### Set problem:
Wherever a line holds the string "lines", copy that line.

### Stored data:
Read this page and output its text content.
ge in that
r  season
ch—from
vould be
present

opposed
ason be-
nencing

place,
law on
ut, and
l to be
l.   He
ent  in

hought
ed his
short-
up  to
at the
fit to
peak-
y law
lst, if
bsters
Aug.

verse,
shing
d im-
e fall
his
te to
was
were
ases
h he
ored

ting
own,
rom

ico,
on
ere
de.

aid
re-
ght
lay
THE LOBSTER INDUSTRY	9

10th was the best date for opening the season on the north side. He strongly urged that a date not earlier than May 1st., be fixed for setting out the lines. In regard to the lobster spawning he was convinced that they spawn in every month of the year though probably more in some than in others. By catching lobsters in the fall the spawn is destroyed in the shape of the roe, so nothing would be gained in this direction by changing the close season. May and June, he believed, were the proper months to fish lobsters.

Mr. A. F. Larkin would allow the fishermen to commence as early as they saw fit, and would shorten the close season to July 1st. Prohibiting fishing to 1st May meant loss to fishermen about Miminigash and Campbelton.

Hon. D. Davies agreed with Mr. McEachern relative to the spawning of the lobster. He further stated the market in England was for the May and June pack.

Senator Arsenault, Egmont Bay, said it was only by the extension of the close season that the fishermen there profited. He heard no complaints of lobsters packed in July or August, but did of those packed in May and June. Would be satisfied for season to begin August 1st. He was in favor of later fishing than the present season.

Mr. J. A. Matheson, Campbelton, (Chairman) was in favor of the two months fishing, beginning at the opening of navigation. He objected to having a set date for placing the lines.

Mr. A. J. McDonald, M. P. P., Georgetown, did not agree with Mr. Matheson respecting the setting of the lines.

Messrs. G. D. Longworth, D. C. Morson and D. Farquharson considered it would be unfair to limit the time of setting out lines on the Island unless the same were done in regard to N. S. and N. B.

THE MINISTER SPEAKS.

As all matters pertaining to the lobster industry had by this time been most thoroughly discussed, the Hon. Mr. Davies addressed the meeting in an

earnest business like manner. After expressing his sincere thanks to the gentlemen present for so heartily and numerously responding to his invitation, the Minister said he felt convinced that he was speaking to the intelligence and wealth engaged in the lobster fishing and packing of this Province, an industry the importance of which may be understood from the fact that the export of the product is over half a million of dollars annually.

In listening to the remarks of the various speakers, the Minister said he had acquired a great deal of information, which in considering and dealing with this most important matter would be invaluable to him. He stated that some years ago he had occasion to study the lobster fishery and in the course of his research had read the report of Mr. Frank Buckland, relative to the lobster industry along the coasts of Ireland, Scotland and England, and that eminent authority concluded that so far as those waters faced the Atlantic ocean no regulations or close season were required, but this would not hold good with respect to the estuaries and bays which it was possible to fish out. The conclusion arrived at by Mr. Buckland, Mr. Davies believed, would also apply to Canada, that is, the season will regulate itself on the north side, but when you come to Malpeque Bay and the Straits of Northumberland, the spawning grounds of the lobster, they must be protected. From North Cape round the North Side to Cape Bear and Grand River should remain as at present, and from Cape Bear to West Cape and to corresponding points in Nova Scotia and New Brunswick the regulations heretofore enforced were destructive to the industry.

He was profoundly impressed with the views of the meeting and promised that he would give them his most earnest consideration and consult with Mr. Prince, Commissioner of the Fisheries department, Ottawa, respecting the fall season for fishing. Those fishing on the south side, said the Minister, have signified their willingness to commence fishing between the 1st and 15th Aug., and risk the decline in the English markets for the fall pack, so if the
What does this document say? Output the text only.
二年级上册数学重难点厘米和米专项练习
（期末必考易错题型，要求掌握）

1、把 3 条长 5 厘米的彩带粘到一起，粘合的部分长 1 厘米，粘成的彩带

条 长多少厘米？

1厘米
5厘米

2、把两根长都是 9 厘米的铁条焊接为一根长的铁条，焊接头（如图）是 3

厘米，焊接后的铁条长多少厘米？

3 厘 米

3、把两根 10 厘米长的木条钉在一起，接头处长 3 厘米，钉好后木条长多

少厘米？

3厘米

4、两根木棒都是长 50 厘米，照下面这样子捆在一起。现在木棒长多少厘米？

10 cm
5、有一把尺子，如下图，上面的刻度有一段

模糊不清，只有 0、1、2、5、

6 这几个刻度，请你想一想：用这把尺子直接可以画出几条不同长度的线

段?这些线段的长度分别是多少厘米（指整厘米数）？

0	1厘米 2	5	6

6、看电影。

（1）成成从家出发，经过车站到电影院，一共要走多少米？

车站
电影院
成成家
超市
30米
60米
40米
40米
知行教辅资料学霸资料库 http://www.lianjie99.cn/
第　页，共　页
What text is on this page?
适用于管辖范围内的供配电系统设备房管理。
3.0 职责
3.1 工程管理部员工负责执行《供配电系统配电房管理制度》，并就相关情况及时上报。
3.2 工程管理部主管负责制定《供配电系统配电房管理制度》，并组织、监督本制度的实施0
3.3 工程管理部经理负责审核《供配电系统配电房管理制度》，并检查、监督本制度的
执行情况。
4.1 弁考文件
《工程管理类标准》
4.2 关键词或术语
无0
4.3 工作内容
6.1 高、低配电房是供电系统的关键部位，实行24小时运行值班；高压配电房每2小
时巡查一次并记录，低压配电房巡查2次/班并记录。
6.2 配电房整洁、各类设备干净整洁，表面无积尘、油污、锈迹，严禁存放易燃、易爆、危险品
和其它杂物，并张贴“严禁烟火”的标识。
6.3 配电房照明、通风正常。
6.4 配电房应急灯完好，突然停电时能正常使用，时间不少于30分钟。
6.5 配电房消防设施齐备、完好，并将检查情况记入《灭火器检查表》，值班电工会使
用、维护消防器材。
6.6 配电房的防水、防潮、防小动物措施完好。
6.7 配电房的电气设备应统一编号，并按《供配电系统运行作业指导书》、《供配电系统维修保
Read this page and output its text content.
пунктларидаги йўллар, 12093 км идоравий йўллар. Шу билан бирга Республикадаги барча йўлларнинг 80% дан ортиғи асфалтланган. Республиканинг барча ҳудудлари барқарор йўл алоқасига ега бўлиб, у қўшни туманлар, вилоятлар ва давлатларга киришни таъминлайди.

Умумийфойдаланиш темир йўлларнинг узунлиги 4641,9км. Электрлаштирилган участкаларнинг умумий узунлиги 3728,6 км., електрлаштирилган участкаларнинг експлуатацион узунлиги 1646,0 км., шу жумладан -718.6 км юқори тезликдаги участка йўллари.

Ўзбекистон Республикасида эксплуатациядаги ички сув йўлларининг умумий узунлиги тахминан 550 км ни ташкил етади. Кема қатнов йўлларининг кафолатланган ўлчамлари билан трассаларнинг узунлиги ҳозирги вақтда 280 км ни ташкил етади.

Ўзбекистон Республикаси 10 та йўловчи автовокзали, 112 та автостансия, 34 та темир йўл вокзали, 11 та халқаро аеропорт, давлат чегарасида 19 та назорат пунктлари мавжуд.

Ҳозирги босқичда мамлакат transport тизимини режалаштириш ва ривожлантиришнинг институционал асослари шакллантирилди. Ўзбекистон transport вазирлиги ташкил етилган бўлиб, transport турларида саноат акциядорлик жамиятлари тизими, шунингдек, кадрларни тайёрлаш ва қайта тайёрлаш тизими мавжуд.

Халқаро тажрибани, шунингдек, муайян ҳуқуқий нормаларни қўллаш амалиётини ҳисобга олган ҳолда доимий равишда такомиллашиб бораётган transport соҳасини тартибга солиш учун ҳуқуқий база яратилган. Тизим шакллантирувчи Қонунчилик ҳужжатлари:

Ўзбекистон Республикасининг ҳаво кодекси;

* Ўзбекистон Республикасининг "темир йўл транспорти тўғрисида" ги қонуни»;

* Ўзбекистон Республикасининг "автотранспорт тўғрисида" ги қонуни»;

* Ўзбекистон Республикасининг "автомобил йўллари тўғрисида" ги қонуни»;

### Expected answer:
10th was the best date for opening the season on the north side. He strongly urged that a date not earlier than May 1st., be fixed for setting out the lines. In regard to the lobster spawning he was convinced that they spawn in every month of the year though probably more in some than in others. By catching lobsters in the fall the spawn is destroyed in the shape of the roe, so nothing would be gained in this direction by changing the close season. May and June, he believed, were the proper months to fish lobsters.
Mr. J. A. Matheson, Campbelton, (Chairman) was in favor of the two months fishing, beginning at the opening of navigation. He objected to having a set date for placing the lines.
Mr. A. J. McDonald, M. P. P., Georgetown, did not agree with Mr. Matheson respecting the setting of the lines.
Messrs. G. D. Longworth, D. C. Morson and D. Farquharson considered it would be unfair to limit the time of setting out lines on the Island unless the same were done in regard to N. S. and N. B.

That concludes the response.